SUPPLIED RECORDS:
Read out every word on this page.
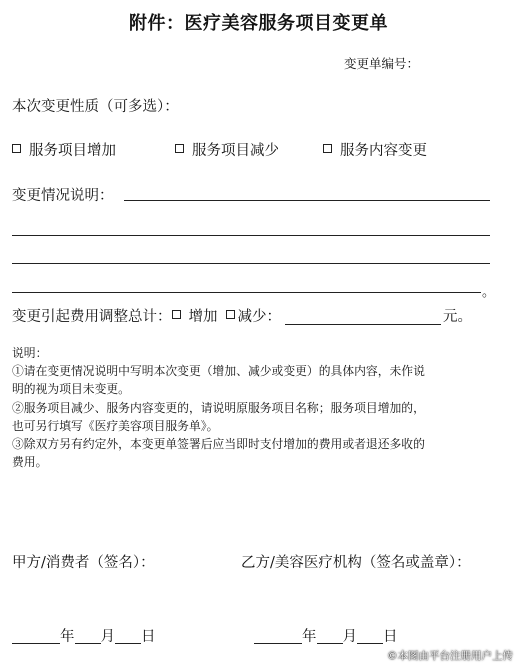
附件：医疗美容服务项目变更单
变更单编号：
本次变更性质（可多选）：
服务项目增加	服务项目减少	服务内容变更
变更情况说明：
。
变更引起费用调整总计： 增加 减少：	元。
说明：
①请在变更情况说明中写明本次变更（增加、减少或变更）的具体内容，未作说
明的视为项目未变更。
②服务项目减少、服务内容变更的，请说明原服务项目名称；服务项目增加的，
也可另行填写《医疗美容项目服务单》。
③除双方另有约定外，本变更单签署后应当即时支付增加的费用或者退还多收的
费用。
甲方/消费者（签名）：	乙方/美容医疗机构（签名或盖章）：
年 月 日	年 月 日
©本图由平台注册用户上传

OBJECTIVE:
Repeat all of the data above word for word, minus the pictures.

FULL OUTPUT:
Read out every word on this page.
附件：医疗美容服务项目变更单
变更单编号：
本次变更性质（可多选）：
服务项目增加	服务项目减少	服务内容变更
变更情况说明：
。
变更引起费用调整总计： 增加 减少：	元。
说明：
①请在变更情况说明中写明本次变更（增加、减少或变更）的具体内容，未作说
明的视为项目未变更。
②服务项目减少、服务内容变更的，请说明原服务项目名称；服务项目增加的，
也可另行填写《医疗美容项目服务单》。
③除双方另有约定外，本变更单签署后应当即时支付增加的费用或者退还多收的
费用。
甲方/消费者（签名）：	乙方/美容医疗机构（签名或盖章）：
年 月 日	年 月 日
©本图由平台注册用户上传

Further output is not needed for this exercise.